## WHAT IS EXPECTED
Go through the listing and pick out each line with the word "telefone" in it.

## RECORDS FOR THIS EXERCISE
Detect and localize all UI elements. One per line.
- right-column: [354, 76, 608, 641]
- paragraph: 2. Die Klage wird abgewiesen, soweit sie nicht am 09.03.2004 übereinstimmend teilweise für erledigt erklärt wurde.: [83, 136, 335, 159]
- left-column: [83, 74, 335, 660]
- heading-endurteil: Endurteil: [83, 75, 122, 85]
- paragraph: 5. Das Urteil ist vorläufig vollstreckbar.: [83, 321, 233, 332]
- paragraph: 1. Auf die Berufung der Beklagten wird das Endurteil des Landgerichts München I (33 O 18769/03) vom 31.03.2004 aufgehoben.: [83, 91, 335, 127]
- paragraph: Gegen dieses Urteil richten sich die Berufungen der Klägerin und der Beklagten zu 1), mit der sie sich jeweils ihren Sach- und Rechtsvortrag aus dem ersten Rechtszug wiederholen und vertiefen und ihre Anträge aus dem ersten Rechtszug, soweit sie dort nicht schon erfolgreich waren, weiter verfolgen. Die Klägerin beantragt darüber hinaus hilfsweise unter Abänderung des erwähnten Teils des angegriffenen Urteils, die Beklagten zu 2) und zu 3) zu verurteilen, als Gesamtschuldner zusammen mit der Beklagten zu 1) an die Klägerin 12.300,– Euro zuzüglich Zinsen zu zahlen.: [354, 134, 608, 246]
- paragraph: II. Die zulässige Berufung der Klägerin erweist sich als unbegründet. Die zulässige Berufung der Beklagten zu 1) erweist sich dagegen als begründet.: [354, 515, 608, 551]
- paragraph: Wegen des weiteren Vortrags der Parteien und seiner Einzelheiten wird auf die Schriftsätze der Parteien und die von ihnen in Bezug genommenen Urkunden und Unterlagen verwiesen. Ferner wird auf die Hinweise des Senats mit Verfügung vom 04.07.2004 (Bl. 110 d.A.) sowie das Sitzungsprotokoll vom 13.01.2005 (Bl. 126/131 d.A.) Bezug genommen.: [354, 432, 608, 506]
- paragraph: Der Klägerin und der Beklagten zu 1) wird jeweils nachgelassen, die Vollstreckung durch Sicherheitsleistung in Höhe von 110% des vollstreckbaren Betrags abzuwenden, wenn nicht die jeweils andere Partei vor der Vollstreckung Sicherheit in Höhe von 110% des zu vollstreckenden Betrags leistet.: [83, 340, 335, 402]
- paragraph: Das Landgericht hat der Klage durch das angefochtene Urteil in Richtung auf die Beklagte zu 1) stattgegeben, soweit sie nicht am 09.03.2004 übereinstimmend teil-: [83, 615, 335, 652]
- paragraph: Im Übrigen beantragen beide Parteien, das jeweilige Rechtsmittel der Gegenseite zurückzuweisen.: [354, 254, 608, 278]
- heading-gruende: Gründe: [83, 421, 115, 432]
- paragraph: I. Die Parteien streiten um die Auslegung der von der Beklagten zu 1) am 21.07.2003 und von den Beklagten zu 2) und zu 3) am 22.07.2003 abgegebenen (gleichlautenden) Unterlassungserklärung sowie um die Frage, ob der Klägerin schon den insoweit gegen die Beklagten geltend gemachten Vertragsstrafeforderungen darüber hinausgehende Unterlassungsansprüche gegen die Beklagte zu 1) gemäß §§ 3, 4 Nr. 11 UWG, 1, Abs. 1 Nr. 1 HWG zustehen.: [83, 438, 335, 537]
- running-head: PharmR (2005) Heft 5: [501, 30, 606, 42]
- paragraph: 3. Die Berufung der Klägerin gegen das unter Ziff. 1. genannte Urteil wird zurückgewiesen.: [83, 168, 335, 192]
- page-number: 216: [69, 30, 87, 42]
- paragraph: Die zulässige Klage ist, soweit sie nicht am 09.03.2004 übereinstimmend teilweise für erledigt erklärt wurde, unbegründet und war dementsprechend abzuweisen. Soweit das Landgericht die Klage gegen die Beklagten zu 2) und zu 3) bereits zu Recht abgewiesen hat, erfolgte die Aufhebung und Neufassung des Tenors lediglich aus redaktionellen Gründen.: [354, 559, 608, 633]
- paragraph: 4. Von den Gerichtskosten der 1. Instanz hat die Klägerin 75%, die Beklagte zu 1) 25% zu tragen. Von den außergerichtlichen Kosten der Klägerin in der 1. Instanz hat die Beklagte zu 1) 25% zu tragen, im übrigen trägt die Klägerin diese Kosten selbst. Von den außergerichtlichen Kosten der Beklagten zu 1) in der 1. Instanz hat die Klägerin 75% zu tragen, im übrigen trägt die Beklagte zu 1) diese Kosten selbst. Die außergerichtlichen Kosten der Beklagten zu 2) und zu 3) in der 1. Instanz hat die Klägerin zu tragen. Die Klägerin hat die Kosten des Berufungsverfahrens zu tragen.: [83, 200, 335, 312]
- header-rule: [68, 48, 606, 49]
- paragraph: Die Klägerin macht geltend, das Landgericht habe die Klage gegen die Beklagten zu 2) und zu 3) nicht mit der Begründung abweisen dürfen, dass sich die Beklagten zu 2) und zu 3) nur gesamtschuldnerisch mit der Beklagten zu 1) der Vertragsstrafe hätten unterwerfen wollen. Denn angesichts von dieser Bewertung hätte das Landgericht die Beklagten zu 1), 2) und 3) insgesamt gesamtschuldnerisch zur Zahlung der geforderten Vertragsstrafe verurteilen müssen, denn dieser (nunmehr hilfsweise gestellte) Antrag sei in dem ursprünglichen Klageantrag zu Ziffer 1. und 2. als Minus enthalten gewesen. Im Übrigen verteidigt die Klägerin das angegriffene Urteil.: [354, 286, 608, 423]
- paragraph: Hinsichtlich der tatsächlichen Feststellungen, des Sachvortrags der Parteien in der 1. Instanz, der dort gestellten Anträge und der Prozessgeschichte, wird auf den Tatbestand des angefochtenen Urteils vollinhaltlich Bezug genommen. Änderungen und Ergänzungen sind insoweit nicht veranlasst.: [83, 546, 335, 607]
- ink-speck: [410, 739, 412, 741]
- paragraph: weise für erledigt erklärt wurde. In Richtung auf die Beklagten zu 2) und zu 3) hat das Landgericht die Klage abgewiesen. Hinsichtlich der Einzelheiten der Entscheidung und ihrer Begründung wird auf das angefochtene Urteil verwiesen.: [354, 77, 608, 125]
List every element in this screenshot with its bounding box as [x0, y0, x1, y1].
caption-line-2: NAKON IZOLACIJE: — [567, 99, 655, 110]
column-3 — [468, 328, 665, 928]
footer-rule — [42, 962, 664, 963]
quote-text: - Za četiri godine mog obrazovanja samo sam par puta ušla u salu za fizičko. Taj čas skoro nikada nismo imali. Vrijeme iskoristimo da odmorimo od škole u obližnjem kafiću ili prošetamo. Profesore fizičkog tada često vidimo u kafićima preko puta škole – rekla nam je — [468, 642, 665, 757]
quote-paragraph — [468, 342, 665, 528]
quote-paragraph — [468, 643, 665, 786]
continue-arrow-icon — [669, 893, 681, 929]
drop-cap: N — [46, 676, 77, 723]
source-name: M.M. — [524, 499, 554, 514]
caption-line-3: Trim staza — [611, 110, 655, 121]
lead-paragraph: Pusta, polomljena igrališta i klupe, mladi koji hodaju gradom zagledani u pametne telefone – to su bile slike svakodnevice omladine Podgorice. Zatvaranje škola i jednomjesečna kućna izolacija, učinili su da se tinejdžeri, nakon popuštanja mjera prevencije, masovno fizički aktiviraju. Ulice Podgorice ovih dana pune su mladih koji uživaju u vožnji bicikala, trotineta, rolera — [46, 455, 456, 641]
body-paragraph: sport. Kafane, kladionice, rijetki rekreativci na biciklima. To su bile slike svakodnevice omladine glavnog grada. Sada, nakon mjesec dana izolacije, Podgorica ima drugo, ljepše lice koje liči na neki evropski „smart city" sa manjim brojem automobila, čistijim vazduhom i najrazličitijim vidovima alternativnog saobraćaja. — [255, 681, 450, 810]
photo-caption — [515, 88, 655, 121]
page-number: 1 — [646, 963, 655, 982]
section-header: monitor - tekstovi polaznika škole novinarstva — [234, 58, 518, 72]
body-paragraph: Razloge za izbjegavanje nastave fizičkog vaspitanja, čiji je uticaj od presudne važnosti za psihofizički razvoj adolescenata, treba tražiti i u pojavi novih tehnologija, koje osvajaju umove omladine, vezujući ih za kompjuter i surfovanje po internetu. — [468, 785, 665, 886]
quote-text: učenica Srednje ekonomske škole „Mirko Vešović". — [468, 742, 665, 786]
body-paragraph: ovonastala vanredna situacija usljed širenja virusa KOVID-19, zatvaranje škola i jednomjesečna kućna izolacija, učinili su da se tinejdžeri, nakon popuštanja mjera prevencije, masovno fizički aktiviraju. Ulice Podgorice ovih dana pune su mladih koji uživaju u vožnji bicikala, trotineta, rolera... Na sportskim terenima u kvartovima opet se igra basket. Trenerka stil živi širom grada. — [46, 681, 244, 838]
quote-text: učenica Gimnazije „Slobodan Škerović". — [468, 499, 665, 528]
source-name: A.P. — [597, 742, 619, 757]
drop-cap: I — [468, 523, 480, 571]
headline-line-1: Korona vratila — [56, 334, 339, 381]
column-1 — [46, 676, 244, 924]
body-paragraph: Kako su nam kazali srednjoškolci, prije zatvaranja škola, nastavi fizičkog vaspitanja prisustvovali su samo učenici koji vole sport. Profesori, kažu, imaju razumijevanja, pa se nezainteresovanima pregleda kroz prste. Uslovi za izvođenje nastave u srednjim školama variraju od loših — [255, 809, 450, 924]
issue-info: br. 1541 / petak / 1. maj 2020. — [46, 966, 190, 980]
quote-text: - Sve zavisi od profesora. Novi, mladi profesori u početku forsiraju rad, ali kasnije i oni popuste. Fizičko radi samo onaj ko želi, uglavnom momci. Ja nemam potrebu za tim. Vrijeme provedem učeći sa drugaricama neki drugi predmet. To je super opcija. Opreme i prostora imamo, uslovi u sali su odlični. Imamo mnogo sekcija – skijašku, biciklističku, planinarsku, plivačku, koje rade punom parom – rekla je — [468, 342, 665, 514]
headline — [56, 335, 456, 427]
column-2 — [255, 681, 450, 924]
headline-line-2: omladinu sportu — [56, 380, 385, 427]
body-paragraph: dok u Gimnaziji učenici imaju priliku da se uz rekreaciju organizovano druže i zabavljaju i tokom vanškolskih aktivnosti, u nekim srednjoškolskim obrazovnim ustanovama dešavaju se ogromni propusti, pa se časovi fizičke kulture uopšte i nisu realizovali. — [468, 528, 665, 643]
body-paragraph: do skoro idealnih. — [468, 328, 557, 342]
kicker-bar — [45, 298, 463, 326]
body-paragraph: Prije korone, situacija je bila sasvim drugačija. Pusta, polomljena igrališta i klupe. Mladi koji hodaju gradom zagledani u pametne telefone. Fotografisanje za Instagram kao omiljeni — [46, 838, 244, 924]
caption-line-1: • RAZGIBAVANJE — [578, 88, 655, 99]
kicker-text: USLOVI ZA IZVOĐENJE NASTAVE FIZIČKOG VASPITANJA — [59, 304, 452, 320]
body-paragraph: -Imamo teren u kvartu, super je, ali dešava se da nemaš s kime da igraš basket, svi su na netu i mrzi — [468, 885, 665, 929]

## EXERCISE SOLUTION
lead-paragraph: Pusta, polomljena igrališta i klupe, mladi koji hodaju gradom zagledani u pametne telefone – to su bile slike svakodnevice omladine Podgorice. Zatvaranje škola i jednomjesečna kućna izolacija, učinili su da se tinejdžeri, nakon popuštanja mjera prevencije, masovno fizički aktiviraju. Ulice Podgorice ovih dana pune su mladih koji uživaju u vožnji bicikala, trotineta, rolera — [46, 455, 456, 641]
body-paragraph: Prije korone, situacija je bila sasvim drugačija. Pusta, polomljena igrališta i klupe. Mladi koji hodaju gradom zagledani u pametne telefone. Fotografisanje za Instagram kao omiljeni — [46, 838, 244, 924]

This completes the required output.